__EXERCISE BRIEF__: Report how many lines hold the word "Input"; answer with the number alone.

⁂

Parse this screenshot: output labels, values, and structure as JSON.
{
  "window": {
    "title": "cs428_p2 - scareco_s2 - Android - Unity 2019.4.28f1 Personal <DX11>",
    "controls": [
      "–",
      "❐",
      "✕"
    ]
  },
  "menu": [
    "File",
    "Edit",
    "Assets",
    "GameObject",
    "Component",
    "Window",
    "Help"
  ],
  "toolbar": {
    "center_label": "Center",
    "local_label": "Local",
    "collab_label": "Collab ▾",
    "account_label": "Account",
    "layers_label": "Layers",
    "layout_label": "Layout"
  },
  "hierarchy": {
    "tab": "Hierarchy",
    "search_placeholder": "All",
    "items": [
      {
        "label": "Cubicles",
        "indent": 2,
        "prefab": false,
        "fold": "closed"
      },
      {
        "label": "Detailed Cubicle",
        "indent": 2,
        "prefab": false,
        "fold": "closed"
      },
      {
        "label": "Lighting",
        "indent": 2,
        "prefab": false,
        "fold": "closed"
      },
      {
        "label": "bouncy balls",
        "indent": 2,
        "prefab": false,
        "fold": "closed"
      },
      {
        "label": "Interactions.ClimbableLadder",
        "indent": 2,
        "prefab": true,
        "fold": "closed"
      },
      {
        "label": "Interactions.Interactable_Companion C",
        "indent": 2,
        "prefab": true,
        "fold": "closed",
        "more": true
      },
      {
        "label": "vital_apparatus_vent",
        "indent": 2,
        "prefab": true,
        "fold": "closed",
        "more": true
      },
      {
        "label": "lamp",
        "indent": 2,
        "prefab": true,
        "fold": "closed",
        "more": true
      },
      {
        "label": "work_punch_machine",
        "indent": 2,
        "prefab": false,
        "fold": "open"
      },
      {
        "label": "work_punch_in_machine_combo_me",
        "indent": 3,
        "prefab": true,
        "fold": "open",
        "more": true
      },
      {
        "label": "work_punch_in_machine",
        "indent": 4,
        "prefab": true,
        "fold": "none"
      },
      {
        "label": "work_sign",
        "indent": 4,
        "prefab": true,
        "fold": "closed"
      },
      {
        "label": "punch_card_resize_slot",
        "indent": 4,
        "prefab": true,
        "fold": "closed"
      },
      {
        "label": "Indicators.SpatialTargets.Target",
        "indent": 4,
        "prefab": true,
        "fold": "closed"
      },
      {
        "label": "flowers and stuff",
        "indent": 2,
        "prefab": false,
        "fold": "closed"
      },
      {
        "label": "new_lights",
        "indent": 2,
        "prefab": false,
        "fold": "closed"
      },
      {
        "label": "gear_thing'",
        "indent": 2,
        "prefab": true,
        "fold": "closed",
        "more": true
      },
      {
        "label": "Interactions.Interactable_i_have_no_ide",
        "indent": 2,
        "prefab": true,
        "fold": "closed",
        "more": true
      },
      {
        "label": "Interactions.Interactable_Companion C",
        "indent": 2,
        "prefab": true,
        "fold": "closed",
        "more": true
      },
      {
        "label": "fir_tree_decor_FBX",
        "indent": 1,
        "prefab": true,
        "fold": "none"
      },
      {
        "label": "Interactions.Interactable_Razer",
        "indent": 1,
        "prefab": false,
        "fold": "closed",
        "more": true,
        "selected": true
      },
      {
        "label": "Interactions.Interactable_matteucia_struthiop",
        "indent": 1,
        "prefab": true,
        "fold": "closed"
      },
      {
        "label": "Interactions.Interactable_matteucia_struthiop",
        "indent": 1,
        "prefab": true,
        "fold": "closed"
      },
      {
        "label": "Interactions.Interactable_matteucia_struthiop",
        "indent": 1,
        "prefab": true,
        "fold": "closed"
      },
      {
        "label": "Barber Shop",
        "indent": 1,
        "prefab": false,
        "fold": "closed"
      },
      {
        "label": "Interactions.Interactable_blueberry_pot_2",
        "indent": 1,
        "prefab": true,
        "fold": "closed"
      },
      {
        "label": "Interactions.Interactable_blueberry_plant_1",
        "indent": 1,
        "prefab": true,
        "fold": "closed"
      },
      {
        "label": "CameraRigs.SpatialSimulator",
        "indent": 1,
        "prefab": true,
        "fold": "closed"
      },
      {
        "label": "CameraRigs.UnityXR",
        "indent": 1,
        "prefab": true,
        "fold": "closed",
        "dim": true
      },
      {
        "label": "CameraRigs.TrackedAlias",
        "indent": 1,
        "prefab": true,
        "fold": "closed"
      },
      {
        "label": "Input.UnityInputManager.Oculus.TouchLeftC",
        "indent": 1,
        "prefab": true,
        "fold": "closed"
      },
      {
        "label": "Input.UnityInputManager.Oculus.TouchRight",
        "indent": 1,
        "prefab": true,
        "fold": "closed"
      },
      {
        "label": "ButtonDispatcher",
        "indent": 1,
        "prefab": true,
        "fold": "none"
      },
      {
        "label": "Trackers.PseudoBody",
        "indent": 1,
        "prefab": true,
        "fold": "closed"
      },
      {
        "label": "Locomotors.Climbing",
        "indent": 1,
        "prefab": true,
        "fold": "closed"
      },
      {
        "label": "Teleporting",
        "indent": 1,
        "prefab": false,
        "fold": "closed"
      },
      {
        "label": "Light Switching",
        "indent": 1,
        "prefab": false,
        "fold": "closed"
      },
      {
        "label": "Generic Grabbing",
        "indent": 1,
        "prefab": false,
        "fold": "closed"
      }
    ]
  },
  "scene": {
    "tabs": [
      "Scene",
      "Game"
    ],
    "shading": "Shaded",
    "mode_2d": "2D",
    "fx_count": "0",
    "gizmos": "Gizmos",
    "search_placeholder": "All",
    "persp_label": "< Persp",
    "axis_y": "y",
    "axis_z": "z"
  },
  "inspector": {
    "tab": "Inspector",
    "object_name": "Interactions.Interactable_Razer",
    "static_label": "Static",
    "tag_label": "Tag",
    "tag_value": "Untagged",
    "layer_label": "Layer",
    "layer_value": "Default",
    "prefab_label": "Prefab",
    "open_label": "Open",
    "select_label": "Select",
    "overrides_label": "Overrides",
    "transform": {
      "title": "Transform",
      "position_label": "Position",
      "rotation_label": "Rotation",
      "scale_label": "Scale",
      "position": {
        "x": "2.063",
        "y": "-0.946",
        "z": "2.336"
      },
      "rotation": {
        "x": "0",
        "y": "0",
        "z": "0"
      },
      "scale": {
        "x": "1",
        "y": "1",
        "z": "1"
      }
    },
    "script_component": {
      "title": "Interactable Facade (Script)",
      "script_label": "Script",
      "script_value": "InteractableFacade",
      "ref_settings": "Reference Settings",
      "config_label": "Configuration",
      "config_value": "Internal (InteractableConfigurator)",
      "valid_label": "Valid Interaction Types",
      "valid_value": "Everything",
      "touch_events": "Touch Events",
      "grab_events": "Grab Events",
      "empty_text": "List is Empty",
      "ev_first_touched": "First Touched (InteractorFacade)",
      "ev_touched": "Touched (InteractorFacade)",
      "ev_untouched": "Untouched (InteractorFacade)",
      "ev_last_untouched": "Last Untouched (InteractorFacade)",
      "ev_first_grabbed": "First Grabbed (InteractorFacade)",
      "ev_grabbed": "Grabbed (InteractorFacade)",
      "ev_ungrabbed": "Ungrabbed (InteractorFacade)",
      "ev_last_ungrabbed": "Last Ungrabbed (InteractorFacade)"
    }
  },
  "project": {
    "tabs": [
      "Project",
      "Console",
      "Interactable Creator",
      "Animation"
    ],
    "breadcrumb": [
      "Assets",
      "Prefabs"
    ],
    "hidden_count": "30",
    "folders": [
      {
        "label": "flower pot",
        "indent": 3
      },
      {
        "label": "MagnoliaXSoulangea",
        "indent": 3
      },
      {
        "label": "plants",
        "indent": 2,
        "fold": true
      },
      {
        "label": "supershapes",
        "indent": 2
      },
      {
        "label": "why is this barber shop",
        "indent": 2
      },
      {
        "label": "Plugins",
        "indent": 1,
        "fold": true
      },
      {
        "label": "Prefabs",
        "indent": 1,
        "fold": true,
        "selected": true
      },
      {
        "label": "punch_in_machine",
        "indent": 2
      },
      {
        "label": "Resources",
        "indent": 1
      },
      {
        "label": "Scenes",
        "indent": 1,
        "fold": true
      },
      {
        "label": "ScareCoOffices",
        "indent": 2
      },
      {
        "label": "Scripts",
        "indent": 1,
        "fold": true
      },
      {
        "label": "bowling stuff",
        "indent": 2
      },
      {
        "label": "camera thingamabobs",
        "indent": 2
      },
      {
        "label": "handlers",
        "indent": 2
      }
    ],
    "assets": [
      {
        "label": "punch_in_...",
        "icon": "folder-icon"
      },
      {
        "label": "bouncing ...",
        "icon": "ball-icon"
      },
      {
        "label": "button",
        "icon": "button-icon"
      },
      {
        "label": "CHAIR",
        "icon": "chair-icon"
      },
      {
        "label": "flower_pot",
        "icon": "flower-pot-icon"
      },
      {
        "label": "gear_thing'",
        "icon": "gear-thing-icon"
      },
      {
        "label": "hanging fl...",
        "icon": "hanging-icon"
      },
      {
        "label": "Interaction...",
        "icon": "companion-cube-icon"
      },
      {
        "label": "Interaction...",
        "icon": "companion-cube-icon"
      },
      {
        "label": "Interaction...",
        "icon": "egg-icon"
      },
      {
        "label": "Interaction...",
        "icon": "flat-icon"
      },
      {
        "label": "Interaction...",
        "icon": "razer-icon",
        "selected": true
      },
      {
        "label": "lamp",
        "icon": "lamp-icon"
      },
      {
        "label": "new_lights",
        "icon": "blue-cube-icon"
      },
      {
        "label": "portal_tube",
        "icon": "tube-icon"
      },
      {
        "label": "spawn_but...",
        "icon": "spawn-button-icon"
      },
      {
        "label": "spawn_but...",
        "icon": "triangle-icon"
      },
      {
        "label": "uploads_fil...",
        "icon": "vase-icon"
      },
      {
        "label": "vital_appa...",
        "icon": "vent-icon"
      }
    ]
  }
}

⁂

__TASK ANSWER__: 2